Requirement: Scan the material that follows. Copy every line containing the word "Medical".
··· Data records ···
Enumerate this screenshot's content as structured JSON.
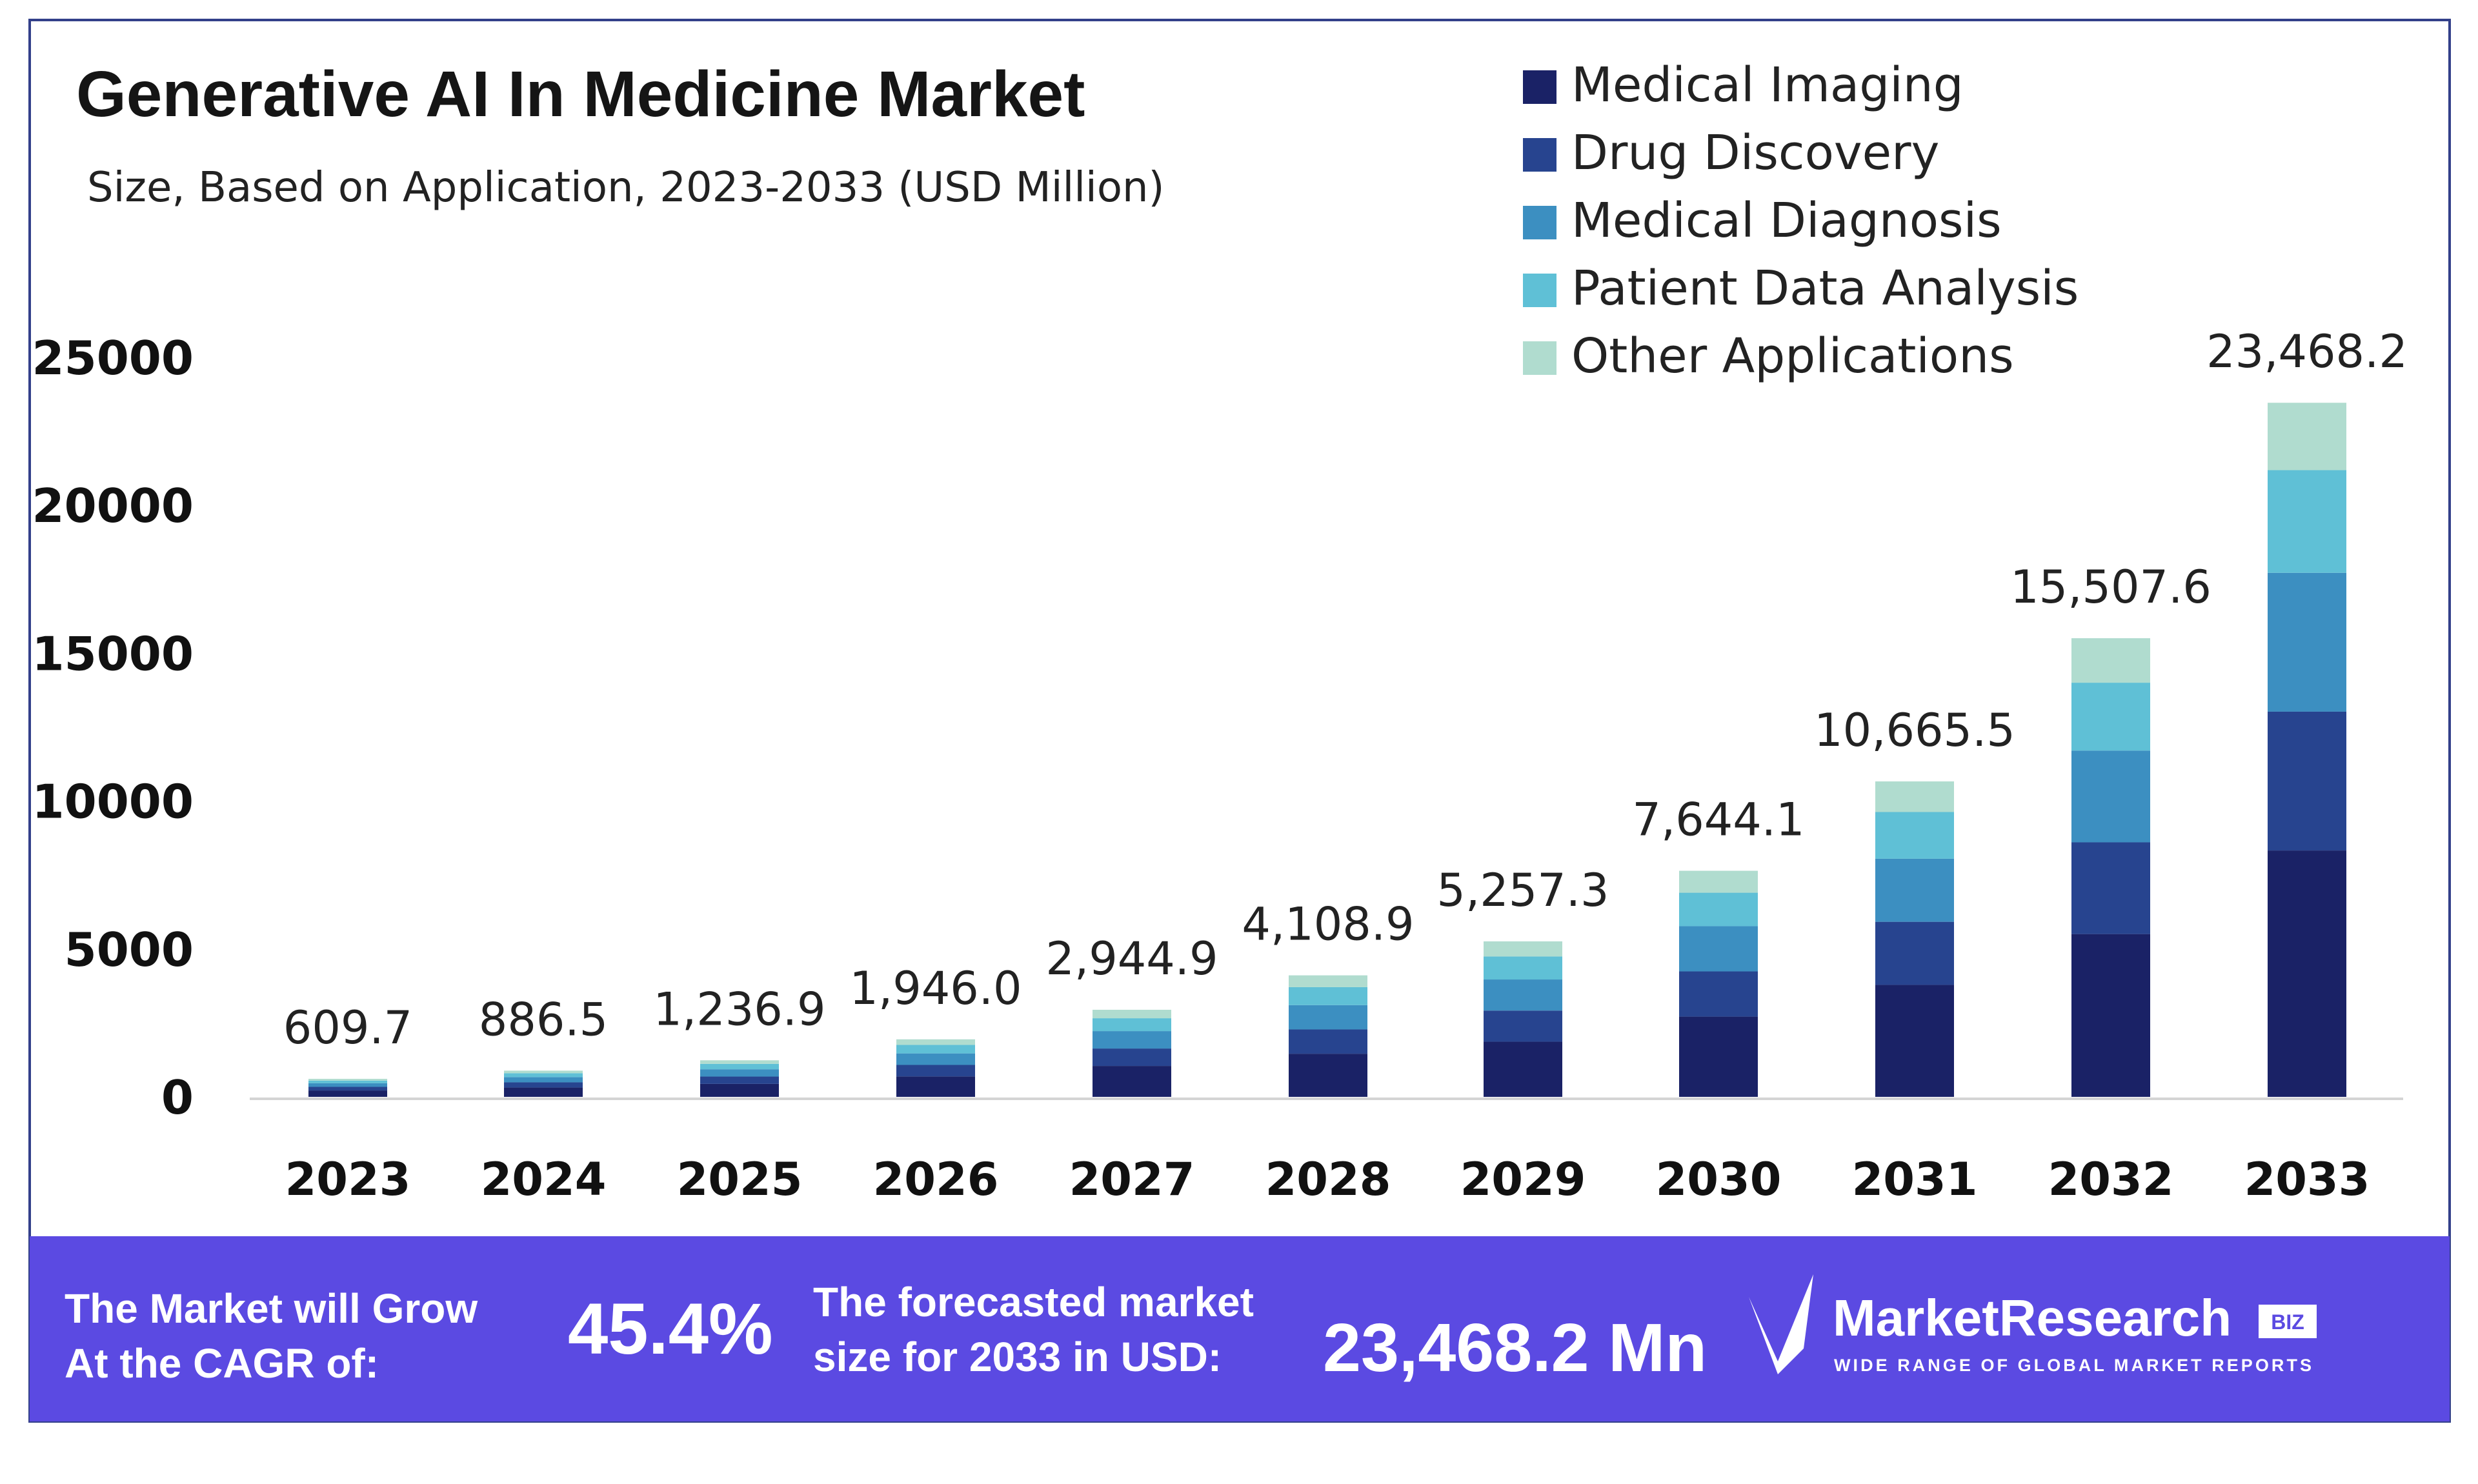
{
  "title": "Generative AI In Medicine Market",
  "subtitle": "Size, Based on Application, 2023-2033 (USD Million)",
  "colors": {
    "Medical Imaging": "#1a2266",
    "Drug Discovery": "#27448f",
    "Medical Diagnosis": "#3c8fc1",
    "Patient Data Analysis": "#5fc0d6",
    "Other Applications": "#b0dccf",
    "banner": "#5b4ae2"
  },
  "chart_data": {
    "type": "bar",
    "stacked": true,
    "title": "Generative AI In Medicine Market",
    "subtitle": "Size, Based on Application, 2023-2033 (USD Million)",
    "xlabel": "",
    "ylabel": "",
    "ylim": [
      0,
      25000
    ],
    "yticks": [
      "0",
      "5000",
      "10000",
      "15000",
      "20000",
      "25000"
    ],
    "grid": false,
    "legend": "top-right",
    "categories": [
      "2023",
      "2024",
      "2025",
      "2026",
      "2027",
      "2028",
      "2029",
      "2030",
      "2031",
      "2032",
      "2033"
    ],
    "totals": [
      609.7,
      886.5,
      1236.9,
      1946.0,
      2944.9,
      4108.9,
      5257.3,
      7644.1,
      10665.5,
      15507.6,
      23468.2
    ],
    "total_labels": [
      "609.7",
      "886.5",
      "1,236.9",
      "1,946.0",
      "2,944.9",
      "4,108.9",
      "5,257.3",
      "7,644.1",
      "10,665.5",
      "15,507.6",
      "23,468.2"
    ],
    "series": [
      {
        "name": "Medical Imaging",
        "values": [
          216.4,
          314.7,
          439.1,
          690.8,
          1045.4,
          1458.7,
          1866.3,
          2713.7,
          3786.3,
          5505.2,
          8331.2
        ]
      },
      {
        "name": "Drug Discovery",
        "values": [
          121.9,
          177.3,
          247.4,
          389.2,
          589.0,
          821.8,
          1051.5,
          1528.8,
          2133.1,
          3101.5,
          4693.6
        ]
      },
      {
        "name": "Medical Diagnosis",
        "values": [
          121.9,
          177.3,
          247.4,
          389.2,
          589.0,
          821.8,
          1051.5,
          1528.8,
          2133.1,
          3101.5,
          4693.6
        ]
      },
      {
        "name": "Patient Data Analysis",
        "values": [
          90.2,
          131.2,
          183.1,
          288.0,
          435.8,
          608.1,
          778.1,
          1131.3,
          1578.5,
          2295.1,
          3473.3
        ]
      },
      {
        "name": "Other Applications",
        "values": [
          59.1,
          86.0,
          120.0,
          188.8,
          285.7,
          398.6,
          509.9,
          741.5,
          1034.6,
          1504.2,
          2276.4
        ]
      }
    ]
  },
  "banner": {
    "cagr_text_1": "The Market will Grow",
    "cagr_text_2": "At the CAGR of:",
    "cagr_value": "45.4%",
    "forecast_text_1": "The forecasted market",
    "forecast_text_2": "size for 2033 in USD:",
    "forecast_value": "23,468.2 Mn",
    "logo_text": "MarketResearch",
    "logo_badge": "BIZ",
    "logo_tagline": "WIDE RANGE OF GLOBAL MARKET REPORTS"
  }
}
···
Solution to the exercise:
    "Medical Imaging": "#1a2266",
    "Medical Diagnosis": "#3c8fc1",
        "name": "Medical Imaging",
        "name": "Medical Diagnosis",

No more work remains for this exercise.